Text passage Block Start
D was a man who moulded himself into situations and relationships so that nobody who knew him knew him.
He was fond of te.lling he that he was the “victim” of post war rationing but it ended when he was three years old. It was his first fantasy life.
He got a scholarship to a public school where he decided, had he not been as good as he was at cricket and rugby, he would have been ostracised as the poor boy. As if any middle class boy is poor.
He went to university where he met the first woman of his three relationships. He didn’t do casual encounters, each of us were big deals.
With her he was the tortured academic who nobody could understand. If he’d ever been sober then perhaps people would have understood him.
He dropped out of university for heaven knows what reason and began to play rugby for a rag tag team after they bumped into him when he was making a phone call one day and asked him if he fancied a game. The rest of his time with them is a long and despairing history of his alcoholism and subsequent death as a result of the effects of it.
His mother died and he was in debt so he moved up North to live with his brother. I met him in one of my locals. He was the worst barman I’d ever seen or subsequently worked with in 20 years.
We got married for reasons I won’t go into but none of them were love and we moved to the West Country which is where he moved from 18 months previously.
The open armed welcome he expected and thought that he deserved didn’t happen. The promises he gave me of staying with friends until we sorted out our own place were, like everything else in his life, a fantasy.
Text passage Block End
Extracted material Block Start
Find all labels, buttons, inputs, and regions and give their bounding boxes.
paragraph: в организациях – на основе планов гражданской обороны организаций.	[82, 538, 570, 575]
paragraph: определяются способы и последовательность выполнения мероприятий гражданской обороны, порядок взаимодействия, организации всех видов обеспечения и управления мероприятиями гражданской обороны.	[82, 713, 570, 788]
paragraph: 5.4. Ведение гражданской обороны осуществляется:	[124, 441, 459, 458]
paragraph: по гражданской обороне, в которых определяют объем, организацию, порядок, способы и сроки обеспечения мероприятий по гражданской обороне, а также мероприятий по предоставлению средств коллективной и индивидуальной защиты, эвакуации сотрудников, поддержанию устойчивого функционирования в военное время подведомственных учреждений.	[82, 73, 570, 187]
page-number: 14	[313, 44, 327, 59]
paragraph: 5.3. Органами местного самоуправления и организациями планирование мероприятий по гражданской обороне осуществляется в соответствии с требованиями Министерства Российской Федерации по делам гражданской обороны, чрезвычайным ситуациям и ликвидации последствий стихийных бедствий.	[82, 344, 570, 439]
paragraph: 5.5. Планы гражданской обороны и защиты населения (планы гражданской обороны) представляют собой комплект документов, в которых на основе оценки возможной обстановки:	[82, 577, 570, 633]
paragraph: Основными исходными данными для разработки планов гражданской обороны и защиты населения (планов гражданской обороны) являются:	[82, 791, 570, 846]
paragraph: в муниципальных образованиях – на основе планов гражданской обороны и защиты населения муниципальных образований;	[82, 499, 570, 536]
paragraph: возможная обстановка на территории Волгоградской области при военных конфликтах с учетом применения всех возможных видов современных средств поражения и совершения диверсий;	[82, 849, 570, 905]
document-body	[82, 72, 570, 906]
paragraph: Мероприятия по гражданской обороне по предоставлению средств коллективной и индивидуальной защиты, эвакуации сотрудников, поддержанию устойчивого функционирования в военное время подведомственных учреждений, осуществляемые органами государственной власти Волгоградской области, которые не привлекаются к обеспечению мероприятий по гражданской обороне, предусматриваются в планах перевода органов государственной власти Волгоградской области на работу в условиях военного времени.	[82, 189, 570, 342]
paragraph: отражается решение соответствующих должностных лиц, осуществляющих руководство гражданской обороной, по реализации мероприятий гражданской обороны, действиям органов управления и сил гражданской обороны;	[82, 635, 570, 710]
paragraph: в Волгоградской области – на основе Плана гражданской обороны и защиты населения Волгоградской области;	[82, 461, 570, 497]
Extracted material Block End
Task directions: Reproduce the account of D from "The open armed" up to and including "life, a fantasy.", substituting "assurances" for "promises". The listing has no connection to the account of D.

Result of the task:
The open armed welcome he expected and thought that he deserved didn’t happen. The assurances he gave me of staying with friends until we sorted out our own place were, like everything else in his life, a fantasy.